### [The problem]
In the listing below, locate the lines bearing the word "Rangius". Copy every one of them.

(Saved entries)
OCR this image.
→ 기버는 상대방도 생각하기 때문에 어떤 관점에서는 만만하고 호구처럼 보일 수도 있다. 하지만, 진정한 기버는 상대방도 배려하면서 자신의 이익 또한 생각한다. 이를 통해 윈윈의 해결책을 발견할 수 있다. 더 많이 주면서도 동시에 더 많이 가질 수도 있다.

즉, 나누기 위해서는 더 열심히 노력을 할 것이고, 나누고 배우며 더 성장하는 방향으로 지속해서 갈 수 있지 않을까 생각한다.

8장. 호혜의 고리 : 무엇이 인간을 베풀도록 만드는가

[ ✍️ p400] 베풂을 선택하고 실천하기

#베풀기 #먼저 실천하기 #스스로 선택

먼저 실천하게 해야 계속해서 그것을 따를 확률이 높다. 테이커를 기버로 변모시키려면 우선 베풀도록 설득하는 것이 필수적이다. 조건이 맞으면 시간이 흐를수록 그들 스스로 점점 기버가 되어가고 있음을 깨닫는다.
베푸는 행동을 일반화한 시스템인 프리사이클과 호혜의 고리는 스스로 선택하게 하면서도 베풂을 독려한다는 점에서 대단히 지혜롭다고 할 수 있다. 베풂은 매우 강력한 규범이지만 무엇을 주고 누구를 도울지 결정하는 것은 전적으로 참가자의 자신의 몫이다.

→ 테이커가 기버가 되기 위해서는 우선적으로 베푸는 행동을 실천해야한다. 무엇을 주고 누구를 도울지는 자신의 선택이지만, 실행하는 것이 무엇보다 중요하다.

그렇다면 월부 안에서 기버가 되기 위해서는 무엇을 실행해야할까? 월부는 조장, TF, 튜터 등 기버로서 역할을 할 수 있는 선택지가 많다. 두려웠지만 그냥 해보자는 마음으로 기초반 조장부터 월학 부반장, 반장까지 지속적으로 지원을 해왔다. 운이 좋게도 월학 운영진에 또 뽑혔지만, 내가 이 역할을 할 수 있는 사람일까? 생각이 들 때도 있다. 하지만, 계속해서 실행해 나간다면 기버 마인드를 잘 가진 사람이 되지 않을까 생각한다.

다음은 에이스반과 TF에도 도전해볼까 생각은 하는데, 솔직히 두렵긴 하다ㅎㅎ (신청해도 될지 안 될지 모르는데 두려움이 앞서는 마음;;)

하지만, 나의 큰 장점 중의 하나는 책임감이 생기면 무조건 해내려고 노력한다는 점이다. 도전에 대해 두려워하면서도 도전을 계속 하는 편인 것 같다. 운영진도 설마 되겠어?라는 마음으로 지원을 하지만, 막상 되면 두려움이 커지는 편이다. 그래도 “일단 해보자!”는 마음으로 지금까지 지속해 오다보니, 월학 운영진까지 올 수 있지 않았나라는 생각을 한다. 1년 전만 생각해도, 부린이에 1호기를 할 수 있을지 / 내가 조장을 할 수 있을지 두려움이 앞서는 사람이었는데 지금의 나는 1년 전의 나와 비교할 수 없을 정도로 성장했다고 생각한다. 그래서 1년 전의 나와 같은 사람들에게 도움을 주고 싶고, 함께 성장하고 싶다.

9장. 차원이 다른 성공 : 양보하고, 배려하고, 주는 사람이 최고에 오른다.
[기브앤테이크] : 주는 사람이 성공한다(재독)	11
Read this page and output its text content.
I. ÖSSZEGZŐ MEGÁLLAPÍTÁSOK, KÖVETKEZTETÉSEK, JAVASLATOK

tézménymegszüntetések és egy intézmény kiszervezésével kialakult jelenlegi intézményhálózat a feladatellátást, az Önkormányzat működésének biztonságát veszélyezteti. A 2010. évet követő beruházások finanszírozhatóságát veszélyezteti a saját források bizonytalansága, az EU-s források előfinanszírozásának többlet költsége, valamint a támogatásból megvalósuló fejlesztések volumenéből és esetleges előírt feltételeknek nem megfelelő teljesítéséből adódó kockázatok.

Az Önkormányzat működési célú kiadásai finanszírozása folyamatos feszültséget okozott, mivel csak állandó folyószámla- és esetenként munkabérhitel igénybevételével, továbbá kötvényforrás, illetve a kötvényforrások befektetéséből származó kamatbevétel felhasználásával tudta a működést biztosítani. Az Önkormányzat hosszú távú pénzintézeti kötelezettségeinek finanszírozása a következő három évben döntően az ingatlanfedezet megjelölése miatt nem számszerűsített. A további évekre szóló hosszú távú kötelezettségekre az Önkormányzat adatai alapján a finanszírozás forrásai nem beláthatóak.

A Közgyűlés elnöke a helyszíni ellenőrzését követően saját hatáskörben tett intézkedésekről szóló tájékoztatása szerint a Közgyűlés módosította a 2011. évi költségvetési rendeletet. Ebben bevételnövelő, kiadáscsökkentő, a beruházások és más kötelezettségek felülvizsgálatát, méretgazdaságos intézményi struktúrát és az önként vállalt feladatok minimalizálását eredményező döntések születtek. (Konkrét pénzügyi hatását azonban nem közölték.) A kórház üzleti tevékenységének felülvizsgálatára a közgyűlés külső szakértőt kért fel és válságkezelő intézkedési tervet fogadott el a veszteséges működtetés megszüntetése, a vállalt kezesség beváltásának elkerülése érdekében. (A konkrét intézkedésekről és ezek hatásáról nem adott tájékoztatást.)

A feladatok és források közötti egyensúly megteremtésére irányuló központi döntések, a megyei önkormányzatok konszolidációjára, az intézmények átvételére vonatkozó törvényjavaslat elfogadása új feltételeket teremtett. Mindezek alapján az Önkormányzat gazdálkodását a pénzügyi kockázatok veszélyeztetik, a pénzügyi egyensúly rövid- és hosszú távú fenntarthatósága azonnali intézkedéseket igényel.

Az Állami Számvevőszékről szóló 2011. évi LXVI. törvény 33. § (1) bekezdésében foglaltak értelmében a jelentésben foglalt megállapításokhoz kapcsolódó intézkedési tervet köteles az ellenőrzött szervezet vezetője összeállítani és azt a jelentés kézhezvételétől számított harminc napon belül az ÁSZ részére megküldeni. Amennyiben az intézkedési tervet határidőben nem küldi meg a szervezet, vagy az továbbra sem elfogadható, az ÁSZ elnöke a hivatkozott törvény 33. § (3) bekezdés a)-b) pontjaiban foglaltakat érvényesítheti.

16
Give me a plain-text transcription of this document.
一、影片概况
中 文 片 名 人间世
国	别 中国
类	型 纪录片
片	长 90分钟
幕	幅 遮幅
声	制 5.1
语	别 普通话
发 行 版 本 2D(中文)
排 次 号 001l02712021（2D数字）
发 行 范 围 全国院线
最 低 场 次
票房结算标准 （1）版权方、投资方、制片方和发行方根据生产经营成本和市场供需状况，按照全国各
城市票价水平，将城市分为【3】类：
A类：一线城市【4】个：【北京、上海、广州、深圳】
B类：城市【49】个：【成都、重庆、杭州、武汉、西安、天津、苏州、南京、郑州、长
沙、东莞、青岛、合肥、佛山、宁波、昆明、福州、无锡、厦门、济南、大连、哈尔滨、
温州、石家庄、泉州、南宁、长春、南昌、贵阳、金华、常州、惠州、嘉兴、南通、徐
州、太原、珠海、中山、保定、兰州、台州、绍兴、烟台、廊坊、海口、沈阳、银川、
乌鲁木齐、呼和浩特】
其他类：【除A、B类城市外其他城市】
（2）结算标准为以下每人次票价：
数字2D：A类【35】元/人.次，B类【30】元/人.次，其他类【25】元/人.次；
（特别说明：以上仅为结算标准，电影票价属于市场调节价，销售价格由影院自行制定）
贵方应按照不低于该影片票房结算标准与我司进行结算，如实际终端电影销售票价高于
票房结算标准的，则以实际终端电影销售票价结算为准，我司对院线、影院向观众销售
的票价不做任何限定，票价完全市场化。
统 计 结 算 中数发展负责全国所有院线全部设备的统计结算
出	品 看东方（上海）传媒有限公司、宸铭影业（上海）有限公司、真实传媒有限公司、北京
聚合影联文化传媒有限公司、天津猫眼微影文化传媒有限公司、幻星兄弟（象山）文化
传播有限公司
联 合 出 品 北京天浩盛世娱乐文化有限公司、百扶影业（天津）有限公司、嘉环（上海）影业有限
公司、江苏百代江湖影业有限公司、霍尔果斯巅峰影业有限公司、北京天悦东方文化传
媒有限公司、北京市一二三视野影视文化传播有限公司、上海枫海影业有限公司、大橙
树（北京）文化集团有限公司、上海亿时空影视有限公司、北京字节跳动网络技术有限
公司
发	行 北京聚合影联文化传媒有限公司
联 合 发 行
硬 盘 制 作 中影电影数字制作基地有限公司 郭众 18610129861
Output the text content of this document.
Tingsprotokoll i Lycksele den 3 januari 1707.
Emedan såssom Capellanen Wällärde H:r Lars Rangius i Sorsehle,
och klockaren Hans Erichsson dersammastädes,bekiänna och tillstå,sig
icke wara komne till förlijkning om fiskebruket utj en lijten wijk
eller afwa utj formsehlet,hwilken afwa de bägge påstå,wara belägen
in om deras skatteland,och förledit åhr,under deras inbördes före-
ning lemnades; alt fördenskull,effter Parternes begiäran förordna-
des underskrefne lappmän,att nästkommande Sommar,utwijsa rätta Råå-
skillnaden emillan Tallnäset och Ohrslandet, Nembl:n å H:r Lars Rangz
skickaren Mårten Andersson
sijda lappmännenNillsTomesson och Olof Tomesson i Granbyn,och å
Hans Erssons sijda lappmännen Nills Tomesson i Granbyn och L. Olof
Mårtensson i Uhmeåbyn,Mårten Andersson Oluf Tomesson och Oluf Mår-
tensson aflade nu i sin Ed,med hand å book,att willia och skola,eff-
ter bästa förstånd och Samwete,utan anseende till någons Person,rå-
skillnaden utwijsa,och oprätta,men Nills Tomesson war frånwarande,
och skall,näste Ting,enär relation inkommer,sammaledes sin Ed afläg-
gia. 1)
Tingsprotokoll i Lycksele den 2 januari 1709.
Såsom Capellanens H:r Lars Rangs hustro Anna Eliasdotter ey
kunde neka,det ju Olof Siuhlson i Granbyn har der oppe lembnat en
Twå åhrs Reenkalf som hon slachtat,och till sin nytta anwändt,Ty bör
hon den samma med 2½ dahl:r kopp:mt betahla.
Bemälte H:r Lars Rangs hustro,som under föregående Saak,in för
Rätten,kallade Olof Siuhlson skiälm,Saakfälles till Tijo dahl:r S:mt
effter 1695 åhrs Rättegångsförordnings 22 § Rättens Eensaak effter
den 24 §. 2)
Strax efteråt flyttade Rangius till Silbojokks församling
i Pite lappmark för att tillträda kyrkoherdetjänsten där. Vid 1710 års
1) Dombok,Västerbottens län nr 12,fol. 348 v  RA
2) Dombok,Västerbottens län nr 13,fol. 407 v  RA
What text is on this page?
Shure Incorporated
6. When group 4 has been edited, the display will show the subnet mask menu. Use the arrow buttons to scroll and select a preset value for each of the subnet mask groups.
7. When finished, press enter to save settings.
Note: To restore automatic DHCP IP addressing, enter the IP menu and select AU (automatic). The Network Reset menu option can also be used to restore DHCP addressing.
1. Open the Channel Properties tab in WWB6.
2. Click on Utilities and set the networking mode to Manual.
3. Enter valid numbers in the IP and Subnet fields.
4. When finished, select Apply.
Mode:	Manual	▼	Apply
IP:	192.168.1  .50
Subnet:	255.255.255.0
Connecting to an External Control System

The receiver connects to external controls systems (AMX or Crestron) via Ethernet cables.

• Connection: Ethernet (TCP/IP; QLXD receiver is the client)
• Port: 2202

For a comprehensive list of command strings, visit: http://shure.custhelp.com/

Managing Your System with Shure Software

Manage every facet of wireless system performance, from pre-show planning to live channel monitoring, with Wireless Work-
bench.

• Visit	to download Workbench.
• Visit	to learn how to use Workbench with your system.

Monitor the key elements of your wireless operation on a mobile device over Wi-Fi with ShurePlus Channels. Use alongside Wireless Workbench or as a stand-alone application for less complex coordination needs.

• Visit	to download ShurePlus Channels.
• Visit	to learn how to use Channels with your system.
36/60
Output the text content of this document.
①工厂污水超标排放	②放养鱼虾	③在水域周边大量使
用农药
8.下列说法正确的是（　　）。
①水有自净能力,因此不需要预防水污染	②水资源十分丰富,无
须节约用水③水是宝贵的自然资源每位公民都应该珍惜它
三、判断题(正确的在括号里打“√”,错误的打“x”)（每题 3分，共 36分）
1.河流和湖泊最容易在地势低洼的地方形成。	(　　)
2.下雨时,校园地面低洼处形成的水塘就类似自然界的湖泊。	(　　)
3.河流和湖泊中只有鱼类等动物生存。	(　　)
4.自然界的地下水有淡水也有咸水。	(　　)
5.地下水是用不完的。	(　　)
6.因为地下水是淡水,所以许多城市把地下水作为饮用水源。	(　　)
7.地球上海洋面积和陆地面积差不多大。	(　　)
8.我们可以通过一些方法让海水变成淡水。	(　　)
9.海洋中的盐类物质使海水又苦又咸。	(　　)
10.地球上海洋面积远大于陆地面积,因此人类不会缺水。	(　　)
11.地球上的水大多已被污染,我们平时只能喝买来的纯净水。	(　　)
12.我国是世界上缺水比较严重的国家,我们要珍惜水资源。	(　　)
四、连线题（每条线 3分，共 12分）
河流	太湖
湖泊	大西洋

### [Output for this task]
Emedan såssom Capellanen Wällärde H:r Lars Rangius i Sorsehle,
Strax efteråt flyttade Rangius till Silbojokks församling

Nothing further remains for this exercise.